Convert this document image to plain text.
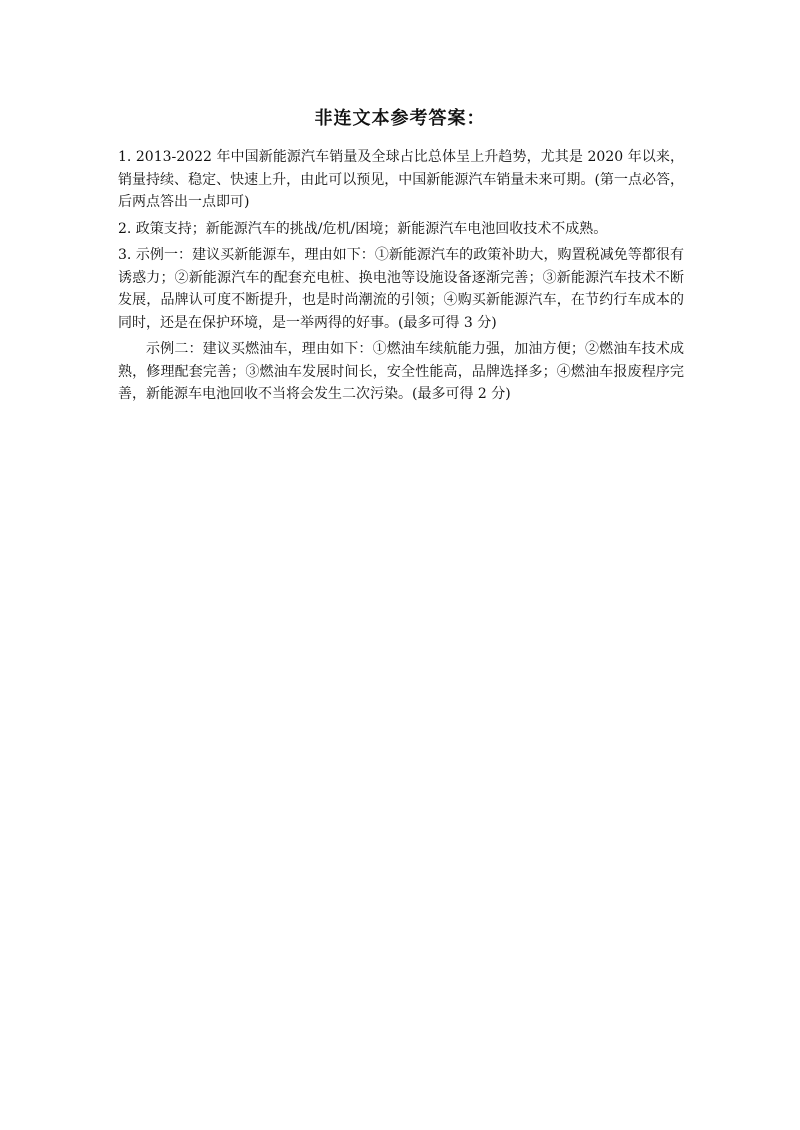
非连文本参考答案：

1. 2013-2022 年中国新能源汽车销量及全球占比总体呈上升趋势，尤其是 2020 年以来，销量持续、稳定、快速上升，由此可以预见，中国新能源汽车销量未来可期。(第一点必答，后两点答出一点即可)

2. 政策支持；新能源汽车的挑战/危机/困境；新能源汽车电池回收技术不成熟。

3. 示例一：建议买新能源车，理由如下：①新能源汽车的政策补助大，购置税减免等都很有诱惑力；②新能源汽车的配套充电桩、换电池等设施设备逐渐完善；③新能源汽车技术不断发展，品牌认可度不断提升，也是时尚潮流的引领；④购买新能源汽车，在节约行车成本的同时，还是在保护环境，是一举两得的好事。(最多可得 3 分)

示例二：建议买燃油车，理由如下：①燃油车续航能力强，加油方便；②燃油车技术成熟，修理配套完善；③燃油车发展时间长，安全性能高，品牌选择多；④燃油车报废程序完善，新能源车电池回收不当将会发生二次污染。(最多可得 2 分)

--*--

Print each line of the material above exactly, with the pictures removed from your copy.

Convert this document image to plain text.
非连文本参考答案：

1. 2013-2022 年中国新能源汽车销量及全球占比总体呈上升趋势，尤其是 2020 年以来，销量持续、稳定、快速上升，由此可以预见，中国新能源汽车销量未来可期。(第一点必答，后两点答出一点即可)

2. 政策支持；新能源汽车的挑战/危机/困境；新能源汽车电池回收技术不成熟。

3. 示例一：建议买新能源车，理由如下：①新能源汽车的政策补助大，购置税减免等都很有诱惑力；②新能源汽车的配套充电桩、换电池等设施设备逐渐完善；③新能源汽车技术不断发展，品牌认可度不断提升，也是时尚潮流的引领；④购买新能源汽车，在节约行车成本的同时，还是在保护环境，是一举两得的好事。(最多可得 3 分)

示例二：建议买燃油车，理由如下：①燃油车续航能力强，加油方便；②燃油车技术成熟，修理配套完善；③燃油车发展时间长，安全性能高，品牌选择多；④燃油车报废程序完善，新能源车电池回收不当将会发生二次污染。(最多可得 2 分)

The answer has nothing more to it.